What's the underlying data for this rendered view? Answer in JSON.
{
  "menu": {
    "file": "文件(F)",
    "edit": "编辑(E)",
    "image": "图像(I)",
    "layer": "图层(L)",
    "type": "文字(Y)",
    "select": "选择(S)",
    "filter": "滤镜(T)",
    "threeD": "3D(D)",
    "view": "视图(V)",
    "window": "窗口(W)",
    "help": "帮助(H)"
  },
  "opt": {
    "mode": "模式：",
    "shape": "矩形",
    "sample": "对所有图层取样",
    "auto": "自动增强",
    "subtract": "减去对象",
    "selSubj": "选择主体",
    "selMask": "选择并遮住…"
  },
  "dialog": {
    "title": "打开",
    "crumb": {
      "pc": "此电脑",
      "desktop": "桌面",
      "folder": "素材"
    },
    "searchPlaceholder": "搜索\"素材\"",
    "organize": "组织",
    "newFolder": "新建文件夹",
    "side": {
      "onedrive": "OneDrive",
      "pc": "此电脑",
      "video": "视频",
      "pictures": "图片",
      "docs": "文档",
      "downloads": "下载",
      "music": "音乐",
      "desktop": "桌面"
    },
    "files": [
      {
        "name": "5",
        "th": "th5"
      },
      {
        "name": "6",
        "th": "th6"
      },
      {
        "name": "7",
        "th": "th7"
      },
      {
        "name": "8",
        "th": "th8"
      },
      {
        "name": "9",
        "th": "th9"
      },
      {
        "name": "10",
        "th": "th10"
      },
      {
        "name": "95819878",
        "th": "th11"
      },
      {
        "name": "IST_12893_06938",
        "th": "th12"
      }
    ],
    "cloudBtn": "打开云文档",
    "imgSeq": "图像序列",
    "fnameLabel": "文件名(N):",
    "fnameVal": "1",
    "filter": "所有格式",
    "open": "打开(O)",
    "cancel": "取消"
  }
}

* * * * * * * * *

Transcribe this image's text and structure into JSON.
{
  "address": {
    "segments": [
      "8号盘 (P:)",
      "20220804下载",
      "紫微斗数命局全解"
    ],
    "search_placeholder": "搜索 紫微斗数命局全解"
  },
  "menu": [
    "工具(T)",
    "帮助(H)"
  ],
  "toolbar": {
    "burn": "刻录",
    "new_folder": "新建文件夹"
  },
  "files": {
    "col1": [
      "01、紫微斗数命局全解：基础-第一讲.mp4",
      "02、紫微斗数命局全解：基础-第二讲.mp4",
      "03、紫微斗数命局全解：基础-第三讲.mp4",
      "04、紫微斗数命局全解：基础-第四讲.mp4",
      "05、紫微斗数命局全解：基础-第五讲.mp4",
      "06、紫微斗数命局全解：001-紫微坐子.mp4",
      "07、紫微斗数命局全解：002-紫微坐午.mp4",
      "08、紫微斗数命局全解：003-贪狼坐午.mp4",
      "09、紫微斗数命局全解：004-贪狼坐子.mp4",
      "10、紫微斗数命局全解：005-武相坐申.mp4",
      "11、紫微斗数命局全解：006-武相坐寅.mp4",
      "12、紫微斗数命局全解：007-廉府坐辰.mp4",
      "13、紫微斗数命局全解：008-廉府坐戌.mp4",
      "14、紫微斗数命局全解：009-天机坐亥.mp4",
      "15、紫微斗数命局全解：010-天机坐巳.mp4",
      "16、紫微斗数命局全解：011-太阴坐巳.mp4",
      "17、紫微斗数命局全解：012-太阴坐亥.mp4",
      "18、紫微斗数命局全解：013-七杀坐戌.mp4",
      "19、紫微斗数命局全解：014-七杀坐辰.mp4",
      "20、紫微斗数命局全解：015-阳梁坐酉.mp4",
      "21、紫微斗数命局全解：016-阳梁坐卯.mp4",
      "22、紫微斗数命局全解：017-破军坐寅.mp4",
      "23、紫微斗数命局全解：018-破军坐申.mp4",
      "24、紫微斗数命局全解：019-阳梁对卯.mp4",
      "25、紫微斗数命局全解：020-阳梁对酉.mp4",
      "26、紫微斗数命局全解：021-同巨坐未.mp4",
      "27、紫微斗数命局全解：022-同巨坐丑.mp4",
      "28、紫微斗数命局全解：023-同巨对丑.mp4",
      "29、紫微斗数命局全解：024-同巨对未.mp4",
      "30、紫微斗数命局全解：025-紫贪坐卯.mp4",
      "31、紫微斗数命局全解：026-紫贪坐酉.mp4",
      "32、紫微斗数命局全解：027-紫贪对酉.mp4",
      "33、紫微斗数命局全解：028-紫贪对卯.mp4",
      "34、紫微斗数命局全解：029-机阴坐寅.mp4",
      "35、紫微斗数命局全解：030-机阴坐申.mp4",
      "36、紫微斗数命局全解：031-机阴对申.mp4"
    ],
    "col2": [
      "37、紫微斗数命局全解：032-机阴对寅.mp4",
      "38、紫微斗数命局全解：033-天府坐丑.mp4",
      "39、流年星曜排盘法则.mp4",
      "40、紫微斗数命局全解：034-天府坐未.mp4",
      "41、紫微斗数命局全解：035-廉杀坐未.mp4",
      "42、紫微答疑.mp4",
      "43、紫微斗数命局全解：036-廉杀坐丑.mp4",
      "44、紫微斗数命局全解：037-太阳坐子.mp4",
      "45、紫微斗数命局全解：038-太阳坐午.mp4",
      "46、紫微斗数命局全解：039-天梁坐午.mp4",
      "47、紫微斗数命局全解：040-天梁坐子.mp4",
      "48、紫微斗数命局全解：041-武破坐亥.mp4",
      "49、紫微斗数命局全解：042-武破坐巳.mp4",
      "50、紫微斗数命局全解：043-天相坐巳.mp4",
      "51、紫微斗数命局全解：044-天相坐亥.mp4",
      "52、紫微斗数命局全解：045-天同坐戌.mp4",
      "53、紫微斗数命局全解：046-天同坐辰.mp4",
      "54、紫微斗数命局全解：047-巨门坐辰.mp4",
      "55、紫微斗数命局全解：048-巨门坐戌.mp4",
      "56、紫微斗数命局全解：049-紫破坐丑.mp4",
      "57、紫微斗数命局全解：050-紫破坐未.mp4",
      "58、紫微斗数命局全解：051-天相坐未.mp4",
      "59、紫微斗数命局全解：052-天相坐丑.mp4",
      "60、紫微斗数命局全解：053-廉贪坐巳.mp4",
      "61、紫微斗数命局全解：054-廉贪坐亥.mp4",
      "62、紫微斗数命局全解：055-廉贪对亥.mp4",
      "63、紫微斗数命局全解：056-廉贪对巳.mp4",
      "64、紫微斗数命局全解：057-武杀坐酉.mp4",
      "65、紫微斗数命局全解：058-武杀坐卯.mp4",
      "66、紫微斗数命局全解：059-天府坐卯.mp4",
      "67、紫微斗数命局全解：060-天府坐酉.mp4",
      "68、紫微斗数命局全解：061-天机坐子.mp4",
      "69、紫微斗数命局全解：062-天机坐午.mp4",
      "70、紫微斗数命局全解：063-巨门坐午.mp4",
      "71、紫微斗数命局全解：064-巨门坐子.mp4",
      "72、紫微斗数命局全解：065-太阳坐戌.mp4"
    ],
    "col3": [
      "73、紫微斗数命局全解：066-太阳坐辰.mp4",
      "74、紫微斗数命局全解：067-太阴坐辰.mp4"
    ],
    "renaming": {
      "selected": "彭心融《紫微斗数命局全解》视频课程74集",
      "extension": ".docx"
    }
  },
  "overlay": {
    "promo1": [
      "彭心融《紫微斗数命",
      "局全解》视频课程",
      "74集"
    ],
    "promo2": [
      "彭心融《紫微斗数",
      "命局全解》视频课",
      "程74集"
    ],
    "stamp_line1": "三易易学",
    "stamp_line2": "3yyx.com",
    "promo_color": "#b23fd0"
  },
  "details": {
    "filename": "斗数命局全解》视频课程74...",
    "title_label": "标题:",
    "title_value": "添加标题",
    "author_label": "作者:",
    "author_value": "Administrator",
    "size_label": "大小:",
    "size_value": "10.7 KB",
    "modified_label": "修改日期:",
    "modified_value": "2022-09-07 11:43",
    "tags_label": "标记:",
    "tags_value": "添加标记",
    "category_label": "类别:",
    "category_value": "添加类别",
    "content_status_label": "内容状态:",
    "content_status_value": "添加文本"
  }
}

* * * * * * * * *

Challenge> Write out every line of the listing that holds the word "image".

Response for this exercise>
    "image": "图像(I)",
Transcribe this image's text and structure into JSON.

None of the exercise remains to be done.